• **Directive**
Will you extract the entries word for word? Images should not appear in the copy.

Saved entries

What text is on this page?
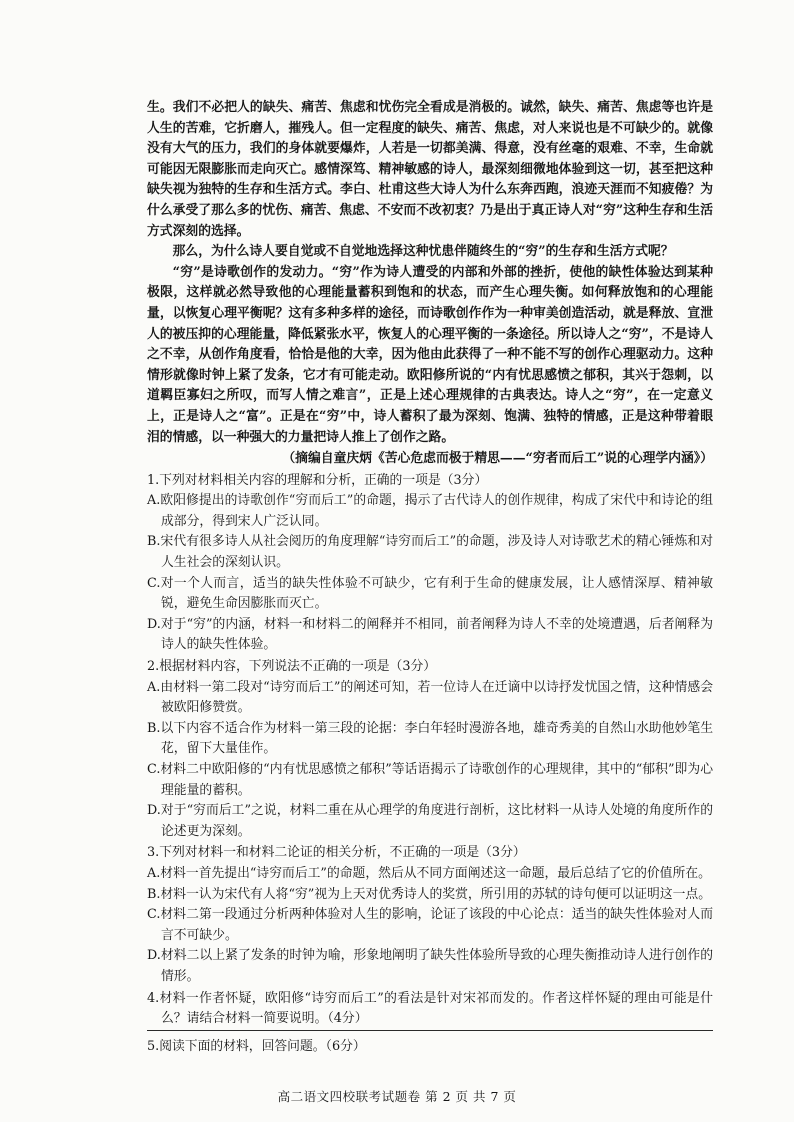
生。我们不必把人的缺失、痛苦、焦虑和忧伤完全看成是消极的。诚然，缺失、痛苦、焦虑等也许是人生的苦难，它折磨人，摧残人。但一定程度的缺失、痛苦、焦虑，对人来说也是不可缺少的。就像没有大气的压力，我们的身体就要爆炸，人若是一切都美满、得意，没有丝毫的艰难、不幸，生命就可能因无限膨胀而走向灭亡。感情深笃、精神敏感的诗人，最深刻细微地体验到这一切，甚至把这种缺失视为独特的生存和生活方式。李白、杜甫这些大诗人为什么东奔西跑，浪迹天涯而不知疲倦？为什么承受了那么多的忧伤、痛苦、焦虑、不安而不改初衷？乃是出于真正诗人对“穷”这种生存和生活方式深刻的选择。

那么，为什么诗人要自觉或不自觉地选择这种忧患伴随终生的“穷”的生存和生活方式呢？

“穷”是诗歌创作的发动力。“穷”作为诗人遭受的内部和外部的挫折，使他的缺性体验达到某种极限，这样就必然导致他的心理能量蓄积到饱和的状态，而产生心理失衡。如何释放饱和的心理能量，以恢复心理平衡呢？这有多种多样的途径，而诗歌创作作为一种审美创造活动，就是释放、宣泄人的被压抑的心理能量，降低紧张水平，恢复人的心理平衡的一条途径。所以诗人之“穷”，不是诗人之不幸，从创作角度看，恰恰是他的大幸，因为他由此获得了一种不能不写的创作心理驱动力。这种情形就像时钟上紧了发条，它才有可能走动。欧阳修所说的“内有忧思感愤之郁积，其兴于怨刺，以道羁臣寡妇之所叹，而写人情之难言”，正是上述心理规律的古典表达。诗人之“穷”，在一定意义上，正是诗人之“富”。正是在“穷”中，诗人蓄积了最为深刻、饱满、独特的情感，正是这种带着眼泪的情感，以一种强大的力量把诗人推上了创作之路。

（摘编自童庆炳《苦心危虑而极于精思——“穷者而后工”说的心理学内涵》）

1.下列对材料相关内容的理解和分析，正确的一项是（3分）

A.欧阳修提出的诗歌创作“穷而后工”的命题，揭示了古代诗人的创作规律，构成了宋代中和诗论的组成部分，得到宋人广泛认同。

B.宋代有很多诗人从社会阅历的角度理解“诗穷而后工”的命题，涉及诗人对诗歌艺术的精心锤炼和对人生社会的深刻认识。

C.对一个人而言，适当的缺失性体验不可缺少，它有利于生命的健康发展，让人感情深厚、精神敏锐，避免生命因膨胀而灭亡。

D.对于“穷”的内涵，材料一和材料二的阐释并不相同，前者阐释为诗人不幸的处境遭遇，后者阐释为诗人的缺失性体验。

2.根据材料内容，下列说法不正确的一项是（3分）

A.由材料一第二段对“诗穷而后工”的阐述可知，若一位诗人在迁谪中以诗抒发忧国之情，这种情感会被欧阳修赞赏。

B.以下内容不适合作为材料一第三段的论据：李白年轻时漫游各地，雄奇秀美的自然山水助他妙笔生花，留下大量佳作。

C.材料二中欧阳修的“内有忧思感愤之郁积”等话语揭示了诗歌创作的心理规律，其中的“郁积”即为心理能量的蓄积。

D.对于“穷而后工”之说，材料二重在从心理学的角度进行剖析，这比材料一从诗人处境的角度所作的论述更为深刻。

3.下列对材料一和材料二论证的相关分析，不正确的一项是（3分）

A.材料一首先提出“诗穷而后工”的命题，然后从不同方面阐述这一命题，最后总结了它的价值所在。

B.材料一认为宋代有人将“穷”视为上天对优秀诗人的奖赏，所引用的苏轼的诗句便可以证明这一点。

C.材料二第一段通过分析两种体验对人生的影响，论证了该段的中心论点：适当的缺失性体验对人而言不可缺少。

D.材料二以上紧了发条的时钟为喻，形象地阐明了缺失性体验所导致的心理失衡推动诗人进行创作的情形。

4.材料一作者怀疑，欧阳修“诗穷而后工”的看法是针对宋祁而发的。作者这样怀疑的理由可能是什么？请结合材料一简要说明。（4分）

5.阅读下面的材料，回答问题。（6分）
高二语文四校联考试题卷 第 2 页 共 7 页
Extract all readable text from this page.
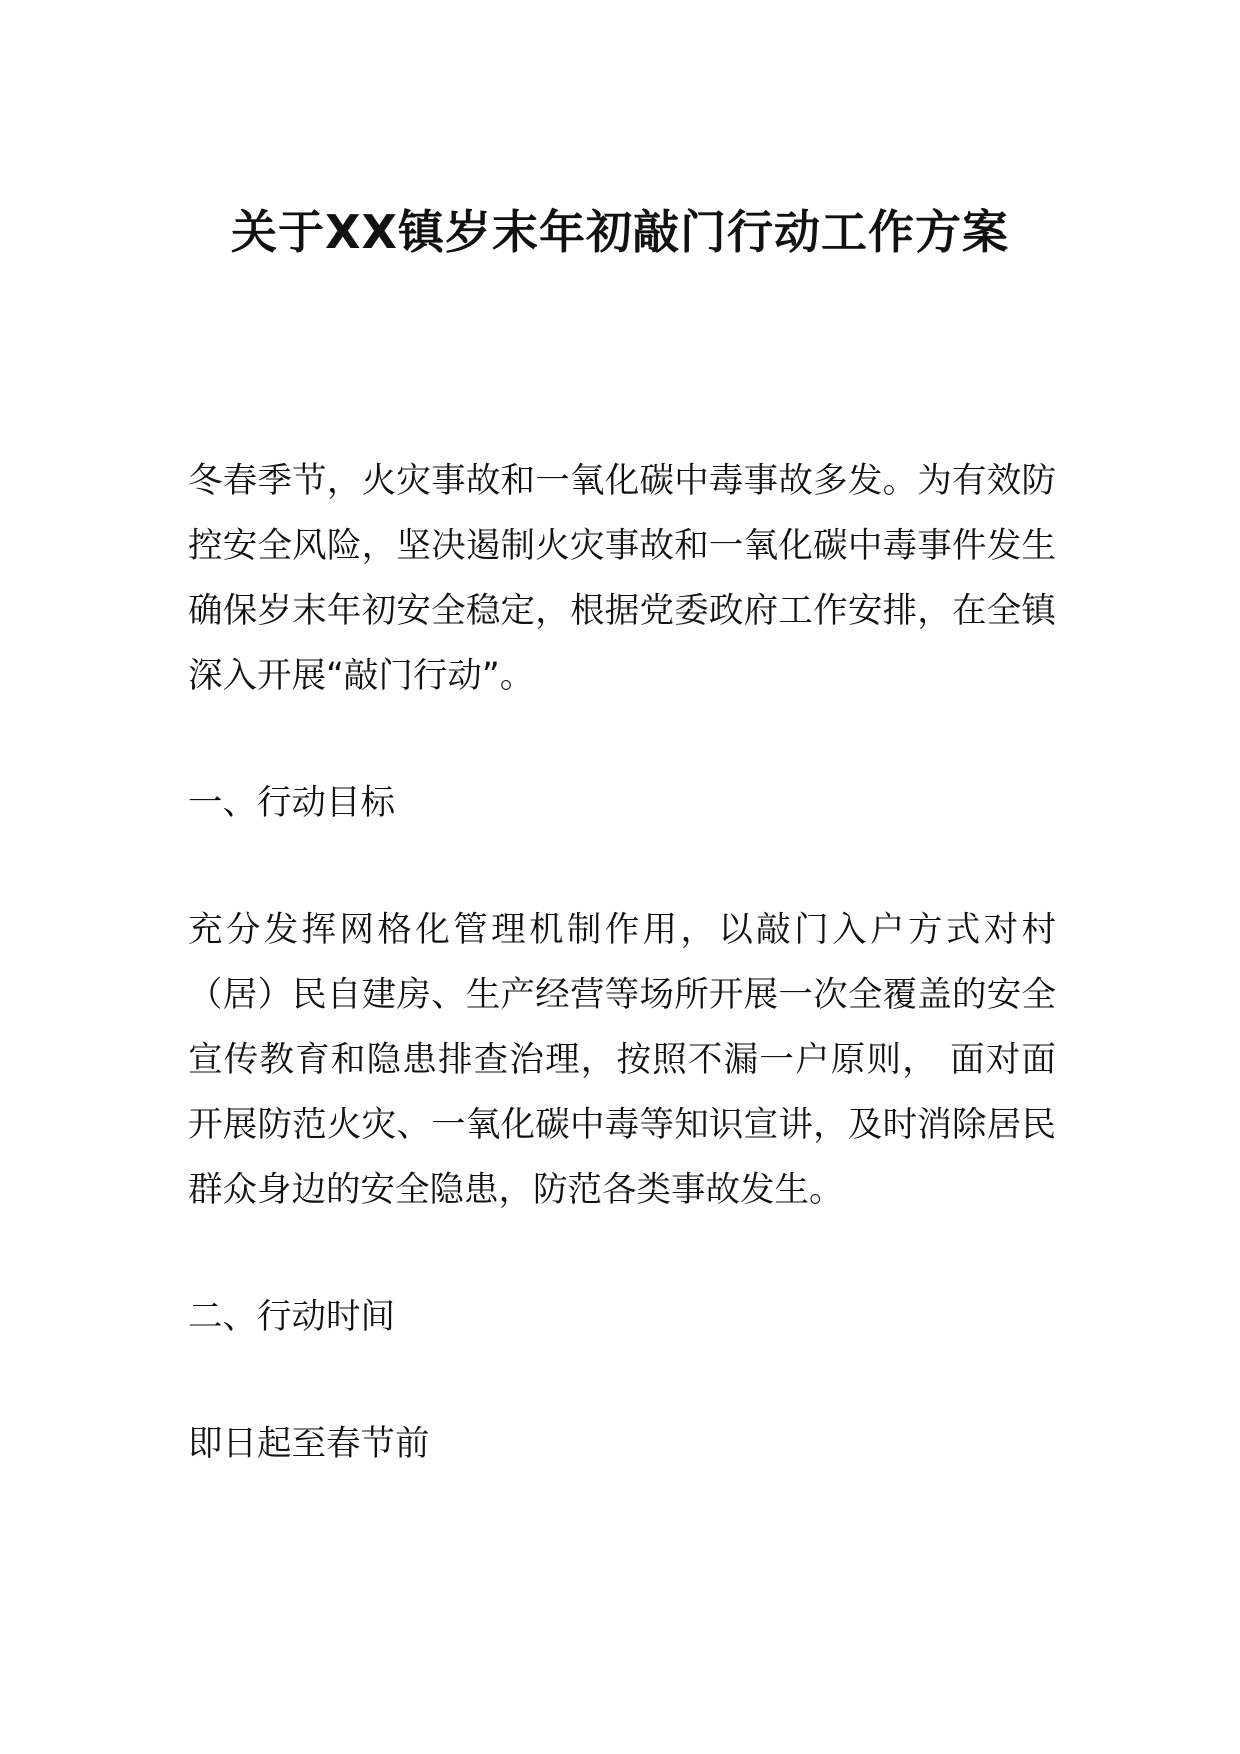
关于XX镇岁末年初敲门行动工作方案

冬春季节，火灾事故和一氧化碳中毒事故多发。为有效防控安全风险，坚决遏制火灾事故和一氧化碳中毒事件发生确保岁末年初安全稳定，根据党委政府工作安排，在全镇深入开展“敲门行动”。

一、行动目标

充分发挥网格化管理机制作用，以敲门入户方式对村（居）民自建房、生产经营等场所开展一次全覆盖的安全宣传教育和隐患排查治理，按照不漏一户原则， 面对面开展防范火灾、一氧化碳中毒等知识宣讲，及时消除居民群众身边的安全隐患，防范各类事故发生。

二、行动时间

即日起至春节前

• **Response to the exercise**
What text is on this page?
生。我们不必把人的缺失、痛苦、焦虑和忧伤完全看成是消极的。诚然，缺失、痛苦、焦虑等也许是人生的苦难，它折磨人，摧残人。但一定程度的缺失、痛苦、焦虑，对人来说也是不可缺少的。就像没有大气的压力，我们的身体就要爆炸，人若是一切都美满、得意，没有丝毫的艰难、不幸，生命就可能因无限膨胀而走向灭亡。感情深笃、精神敏感的诗人，最深刻细微地体验到这一切，甚至把这种缺失视为独特的生存和生活方式。李白、杜甫这些大诗人为什么东奔西跑，浪迹天涯而不知疲倦？为什么承受了那么多的忧伤、痛苦、焦虑、不安而不改初衷？乃是出于真正诗人对“穷”这种生存和生活方式深刻的选择。

那么，为什么诗人要自觉或不自觉地选择这种忧患伴随终生的“穷”的生存和生活方式呢？

“穷”是诗歌创作的发动力。“穷”作为诗人遭受的内部和外部的挫折，使他的缺性体验达到某种极限，这样就必然导致他的心理能量蓄积到饱和的状态，而产生心理失衡。如何释放饱和的心理能量，以恢复心理平衡呢？这有多种多样的途径，而诗歌创作作为一种审美创造活动，就是释放、宣泄人的被压抑的心理能量，降低紧张水平，恢复人的心理平衡的一条途径。所以诗人之“穷”，不是诗人之不幸，从创作角度看，恰恰是他的大幸，因为他由此获得了一种不能不写的创作心理驱动力。这种情形就像时钟上紧了发条，它才有可能走动。欧阳修所说的“内有忧思感愤之郁积，其兴于怨刺，以道羁臣寡妇之所叹，而写人情之难言”，正是上述心理规律的古典表达。诗人之“穷”，在一定意义上，正是诗人之“富”。正是在“穷”中，诗人蓄积了最为深刻、饱满、独特的情感，正是这种带着眼泪的情感，以一种强大的力量把诗人推上了创作之路。

（摘编自童庆炳《苦心危虑而极于精思——“穷者而后工”说的心理学内涵》）

1.下列对材料相关内容的理解和分析，正确的一项是（3分）

A.欧阳修提出的诗歌创作“穷而后工”的命题，揭示了古代诗人的创作规律，构成了宋代中和诗论的组成部分，得到宋人广泛认同。

B.宋代有很多诗人从社会阅历的角度理解“诗穷而后工”的命题，涉及诗人对诗歌艺术的精心锤炼和对人生社会的深刻认识。

C.对一个人而言，适当的缺失性体验不可缺少，它有利于生命的健康发展，让人感情深厚、精神敏锐，避免生命因膨胀而灭亡。

D.对于“穷”的内涵，材料一和材料二的阐释并不相同，前者阐释为诗人不幸的处境遭遇，后者阐释为诗人的缺失性体验。

2.根据材料内容，下列说法不正确的一项是（3分）

A.由材料一第二段对“诗穷而后工”的阐述可知，若一位诗人在迁谪中以诗抒发忧国之情，这种情感会被欧阳修赞赏。

B.以下内容不适合作为材料一第三段的论据：李白年轻时漫游各地，雄奇秀美的自然山水助他妙笔生花，留下大量佳作。

C.材料二中欧阳修的“内有忧思感愤之郁积”等话语揭示了诗歌创作的心理规律，其中的“郁积”即为心理能量的蓄积。

D.对于“穷而后工”之说，材料二重在从心理学的角度进行剖析，这比材料一从诗人处境的角度所作的论述更为深刻。

3.下列对材料一和材料二论证的相关分析，不正确的一项是（3分）

A.材料一首先提出“诗穷而后工”的命题，然后从不同方面阐述这一命题，最后总结了它的价值所在。

B.材料一认为宋代有人将“穷”视为上天对优秀诗人的奖赏，所引用的苏轼的诗句便可以证明这一点。

C.材料二第一段通过分析两种体验对人生的影响，论证了该段的中心论点：适当的缺失性体验对人而言不可缺少。

D.材料二以上紧了发条的时钟为喻，形象地阐明了缺失性体验所导致的心理失衡推动诗人进行创作的情形。

4.材料一作者怀疑，欧阳修“诗穷而后工”的看法是针对宋祁而发的。作者这样怀疑的理由可能是什么？请结合材料一简要说明。（4分）

5.阅读下面的材料，回答问题。（6分）
高二语文四校联考试题卷 第 2 页 共 7 页
Extract all readable text from this page.
关于XX镇岁末年初敲门行动工作方案

冬春季节，火灾事故和一氧化碳中毒事故多发。为有效防控安全风险，坚决遏制火灾事故和一氧化碳中毒事件发生确保岁末年初安全稳定，根据党委政府工作安排，在全镇深入开展“敲门行动”。

一、行动目标

充分发挥网格化管理机制作用，以敲门入户方式对村（居）民自建房、生产经营等场所开展一次全覆盖的安全宣传教育和隐患排查治理，按照不漏一户原则， 面对面开展防范火灾、一氧化碳中毒等知识宣讲，及时消除居民群众身边的安全隐患，防范各类事故发生。

二、行动时间

即日起至春节前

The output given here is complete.